* **Challenge**: Write out every line below that includes the word "Last".
○ ○ ○
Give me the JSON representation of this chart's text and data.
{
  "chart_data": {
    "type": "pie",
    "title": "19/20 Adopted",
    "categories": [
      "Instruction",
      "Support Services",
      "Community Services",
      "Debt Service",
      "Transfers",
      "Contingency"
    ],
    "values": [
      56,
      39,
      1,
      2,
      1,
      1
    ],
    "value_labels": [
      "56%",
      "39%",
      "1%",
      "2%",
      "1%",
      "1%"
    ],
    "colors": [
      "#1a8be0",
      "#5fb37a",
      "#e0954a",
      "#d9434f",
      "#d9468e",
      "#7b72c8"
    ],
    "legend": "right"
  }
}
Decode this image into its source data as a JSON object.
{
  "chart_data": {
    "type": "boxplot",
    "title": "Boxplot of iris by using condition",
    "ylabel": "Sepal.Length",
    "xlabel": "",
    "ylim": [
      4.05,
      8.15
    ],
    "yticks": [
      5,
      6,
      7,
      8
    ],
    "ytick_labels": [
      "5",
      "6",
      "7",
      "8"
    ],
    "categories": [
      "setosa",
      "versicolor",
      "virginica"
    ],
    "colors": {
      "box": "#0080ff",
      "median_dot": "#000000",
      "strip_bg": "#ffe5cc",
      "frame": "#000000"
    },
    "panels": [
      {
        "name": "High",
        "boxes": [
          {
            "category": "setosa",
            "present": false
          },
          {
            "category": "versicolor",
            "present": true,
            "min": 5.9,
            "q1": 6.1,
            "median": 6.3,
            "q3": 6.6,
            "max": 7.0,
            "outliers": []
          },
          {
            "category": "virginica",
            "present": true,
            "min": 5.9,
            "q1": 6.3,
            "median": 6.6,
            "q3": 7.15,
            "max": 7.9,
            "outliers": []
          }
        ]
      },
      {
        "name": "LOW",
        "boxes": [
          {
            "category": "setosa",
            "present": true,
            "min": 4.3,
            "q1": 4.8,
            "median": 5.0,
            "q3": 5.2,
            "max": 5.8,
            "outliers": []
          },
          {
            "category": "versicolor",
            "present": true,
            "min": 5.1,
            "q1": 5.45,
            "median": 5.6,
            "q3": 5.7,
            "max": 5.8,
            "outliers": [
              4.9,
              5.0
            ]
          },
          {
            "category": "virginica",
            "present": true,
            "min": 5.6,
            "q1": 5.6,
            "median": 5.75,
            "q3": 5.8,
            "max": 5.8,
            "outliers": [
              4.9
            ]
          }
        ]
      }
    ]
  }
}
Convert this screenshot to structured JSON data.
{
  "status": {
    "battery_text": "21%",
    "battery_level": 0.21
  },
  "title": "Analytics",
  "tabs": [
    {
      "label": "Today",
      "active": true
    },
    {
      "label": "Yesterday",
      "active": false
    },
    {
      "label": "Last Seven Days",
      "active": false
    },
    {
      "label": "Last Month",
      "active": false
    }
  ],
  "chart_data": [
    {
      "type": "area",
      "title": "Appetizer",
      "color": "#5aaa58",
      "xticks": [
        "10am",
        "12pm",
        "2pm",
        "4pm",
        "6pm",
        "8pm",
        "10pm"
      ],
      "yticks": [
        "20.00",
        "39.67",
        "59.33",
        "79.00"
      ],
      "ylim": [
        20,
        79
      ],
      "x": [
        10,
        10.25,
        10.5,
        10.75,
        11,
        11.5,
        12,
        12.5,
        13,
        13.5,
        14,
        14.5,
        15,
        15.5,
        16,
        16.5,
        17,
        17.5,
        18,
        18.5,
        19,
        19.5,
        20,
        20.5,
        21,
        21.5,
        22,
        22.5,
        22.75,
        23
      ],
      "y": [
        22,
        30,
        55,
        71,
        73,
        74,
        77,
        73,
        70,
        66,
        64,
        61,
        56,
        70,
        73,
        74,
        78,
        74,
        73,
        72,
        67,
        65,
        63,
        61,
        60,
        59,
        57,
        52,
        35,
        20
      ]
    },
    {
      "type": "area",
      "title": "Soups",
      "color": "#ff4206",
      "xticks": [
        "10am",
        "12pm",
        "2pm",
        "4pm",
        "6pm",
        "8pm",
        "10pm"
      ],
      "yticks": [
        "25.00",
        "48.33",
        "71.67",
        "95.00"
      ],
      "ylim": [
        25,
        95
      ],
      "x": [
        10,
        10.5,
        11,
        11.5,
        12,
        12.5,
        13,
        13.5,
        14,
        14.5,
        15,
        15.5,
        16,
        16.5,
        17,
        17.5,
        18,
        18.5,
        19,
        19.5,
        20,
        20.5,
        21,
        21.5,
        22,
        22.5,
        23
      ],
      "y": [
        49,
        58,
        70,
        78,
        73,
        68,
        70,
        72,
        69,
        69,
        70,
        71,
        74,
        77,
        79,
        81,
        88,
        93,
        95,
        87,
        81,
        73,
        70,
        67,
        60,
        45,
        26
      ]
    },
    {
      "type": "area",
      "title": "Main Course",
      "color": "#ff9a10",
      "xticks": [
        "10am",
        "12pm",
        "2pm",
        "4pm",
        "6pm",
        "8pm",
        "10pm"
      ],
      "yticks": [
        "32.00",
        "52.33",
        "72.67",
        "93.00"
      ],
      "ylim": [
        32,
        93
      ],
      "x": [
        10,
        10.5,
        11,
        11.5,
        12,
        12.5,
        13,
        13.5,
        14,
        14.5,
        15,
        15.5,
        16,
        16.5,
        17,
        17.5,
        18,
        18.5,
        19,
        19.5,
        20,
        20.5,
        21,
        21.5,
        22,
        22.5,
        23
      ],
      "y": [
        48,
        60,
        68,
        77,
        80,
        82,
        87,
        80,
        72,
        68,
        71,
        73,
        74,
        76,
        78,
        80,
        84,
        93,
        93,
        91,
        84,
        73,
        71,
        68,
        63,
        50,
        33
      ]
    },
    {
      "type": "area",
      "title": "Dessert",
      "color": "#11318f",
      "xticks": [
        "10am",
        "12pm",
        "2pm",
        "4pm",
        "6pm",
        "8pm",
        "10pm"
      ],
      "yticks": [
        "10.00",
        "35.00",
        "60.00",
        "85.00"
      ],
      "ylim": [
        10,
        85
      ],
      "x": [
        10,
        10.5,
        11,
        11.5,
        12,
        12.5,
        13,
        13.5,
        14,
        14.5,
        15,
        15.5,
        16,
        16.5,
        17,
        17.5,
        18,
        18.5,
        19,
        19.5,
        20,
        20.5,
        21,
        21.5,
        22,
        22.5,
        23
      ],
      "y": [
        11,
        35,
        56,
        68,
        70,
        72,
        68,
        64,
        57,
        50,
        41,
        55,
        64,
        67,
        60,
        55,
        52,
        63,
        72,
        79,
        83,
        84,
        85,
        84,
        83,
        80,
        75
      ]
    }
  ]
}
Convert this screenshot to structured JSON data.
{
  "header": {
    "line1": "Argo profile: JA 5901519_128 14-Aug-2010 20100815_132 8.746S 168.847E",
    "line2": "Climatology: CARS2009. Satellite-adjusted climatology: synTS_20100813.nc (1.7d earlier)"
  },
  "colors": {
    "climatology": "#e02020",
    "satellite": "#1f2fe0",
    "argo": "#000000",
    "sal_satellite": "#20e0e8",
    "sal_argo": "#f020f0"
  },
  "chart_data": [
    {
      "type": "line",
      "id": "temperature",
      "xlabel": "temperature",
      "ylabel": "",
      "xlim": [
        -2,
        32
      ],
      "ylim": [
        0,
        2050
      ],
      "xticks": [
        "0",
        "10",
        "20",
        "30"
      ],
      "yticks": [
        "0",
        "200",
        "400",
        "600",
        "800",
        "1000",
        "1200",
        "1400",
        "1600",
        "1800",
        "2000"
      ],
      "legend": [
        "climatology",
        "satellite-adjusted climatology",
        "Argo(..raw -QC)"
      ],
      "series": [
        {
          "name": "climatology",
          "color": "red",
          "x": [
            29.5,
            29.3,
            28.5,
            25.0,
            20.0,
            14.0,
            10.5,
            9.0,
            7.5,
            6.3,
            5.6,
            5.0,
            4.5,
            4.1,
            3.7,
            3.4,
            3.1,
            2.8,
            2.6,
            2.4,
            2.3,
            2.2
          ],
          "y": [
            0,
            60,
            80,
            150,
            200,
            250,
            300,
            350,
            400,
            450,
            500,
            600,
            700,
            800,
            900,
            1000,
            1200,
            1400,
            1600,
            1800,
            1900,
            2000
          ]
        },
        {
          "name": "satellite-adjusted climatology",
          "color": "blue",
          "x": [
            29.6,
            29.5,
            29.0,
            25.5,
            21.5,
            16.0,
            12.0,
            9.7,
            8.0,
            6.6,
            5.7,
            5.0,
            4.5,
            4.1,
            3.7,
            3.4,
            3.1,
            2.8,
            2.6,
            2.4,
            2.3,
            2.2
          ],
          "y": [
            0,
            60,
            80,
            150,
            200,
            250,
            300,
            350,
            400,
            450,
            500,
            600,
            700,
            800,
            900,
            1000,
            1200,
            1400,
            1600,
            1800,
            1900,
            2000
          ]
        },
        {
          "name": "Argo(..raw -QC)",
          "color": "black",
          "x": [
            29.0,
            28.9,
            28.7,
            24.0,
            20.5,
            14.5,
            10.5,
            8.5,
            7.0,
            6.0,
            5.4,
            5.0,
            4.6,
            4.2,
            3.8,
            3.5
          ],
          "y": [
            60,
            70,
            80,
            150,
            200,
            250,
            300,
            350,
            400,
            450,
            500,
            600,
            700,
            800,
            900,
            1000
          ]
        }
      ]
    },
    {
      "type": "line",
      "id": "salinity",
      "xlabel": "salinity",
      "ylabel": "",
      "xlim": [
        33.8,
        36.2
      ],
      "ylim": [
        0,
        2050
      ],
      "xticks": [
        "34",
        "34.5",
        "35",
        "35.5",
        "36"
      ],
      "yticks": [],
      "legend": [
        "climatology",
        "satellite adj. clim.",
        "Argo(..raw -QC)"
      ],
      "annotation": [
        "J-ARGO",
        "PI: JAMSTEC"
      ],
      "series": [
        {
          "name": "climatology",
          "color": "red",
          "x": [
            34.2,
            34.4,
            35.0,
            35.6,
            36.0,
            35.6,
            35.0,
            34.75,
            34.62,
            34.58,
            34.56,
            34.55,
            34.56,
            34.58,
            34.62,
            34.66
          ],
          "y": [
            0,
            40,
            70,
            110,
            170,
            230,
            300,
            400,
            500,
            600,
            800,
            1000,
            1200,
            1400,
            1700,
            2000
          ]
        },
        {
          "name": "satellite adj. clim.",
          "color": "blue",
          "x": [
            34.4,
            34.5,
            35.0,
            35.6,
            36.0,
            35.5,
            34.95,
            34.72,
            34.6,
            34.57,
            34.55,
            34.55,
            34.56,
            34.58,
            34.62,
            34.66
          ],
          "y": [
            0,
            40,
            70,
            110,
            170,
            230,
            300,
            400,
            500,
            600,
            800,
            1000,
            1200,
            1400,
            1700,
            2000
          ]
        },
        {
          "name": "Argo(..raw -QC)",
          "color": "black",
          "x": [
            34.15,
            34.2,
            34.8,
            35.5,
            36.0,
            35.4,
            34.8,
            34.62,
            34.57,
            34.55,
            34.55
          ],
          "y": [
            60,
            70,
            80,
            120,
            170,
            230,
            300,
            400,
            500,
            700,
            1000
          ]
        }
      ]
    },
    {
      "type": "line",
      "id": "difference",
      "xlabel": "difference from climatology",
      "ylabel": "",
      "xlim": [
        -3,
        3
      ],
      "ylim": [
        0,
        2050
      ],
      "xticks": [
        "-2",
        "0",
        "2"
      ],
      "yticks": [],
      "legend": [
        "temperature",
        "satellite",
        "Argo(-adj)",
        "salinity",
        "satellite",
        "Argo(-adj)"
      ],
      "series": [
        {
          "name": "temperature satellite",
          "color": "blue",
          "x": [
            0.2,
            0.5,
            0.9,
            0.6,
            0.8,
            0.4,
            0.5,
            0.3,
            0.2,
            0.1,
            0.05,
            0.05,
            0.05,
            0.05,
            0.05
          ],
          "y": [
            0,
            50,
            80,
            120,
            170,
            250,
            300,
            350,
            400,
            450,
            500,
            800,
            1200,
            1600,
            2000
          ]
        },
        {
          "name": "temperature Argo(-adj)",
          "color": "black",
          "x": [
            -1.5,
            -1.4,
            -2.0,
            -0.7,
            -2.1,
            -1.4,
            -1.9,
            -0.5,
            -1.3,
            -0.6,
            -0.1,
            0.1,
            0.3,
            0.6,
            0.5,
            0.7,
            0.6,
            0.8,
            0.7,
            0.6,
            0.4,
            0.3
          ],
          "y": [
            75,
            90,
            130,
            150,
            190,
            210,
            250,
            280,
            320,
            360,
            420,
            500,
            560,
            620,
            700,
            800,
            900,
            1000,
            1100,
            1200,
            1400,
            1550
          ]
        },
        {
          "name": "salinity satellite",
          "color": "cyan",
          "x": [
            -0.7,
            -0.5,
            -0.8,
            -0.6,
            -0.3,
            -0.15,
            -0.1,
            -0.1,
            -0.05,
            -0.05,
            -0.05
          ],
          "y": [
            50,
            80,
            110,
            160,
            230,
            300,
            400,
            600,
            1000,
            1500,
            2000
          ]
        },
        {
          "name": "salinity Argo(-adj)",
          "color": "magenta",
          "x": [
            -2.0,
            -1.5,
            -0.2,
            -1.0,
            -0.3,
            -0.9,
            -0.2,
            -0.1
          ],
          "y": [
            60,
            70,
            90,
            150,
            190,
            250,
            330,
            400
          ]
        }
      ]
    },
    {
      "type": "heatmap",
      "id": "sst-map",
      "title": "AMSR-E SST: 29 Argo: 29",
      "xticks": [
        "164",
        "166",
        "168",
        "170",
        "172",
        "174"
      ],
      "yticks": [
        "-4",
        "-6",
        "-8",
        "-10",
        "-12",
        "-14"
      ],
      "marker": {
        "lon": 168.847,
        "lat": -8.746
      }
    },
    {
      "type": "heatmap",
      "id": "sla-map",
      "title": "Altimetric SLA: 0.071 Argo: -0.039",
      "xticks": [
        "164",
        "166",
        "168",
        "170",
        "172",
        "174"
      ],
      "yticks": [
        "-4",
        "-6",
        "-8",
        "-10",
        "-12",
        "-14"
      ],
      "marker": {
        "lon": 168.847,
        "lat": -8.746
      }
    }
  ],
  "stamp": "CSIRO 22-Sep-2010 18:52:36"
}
○ ○ ○
* **Answer to this task**:
      "label": "Last Seven Days",
      "label": "Last Month",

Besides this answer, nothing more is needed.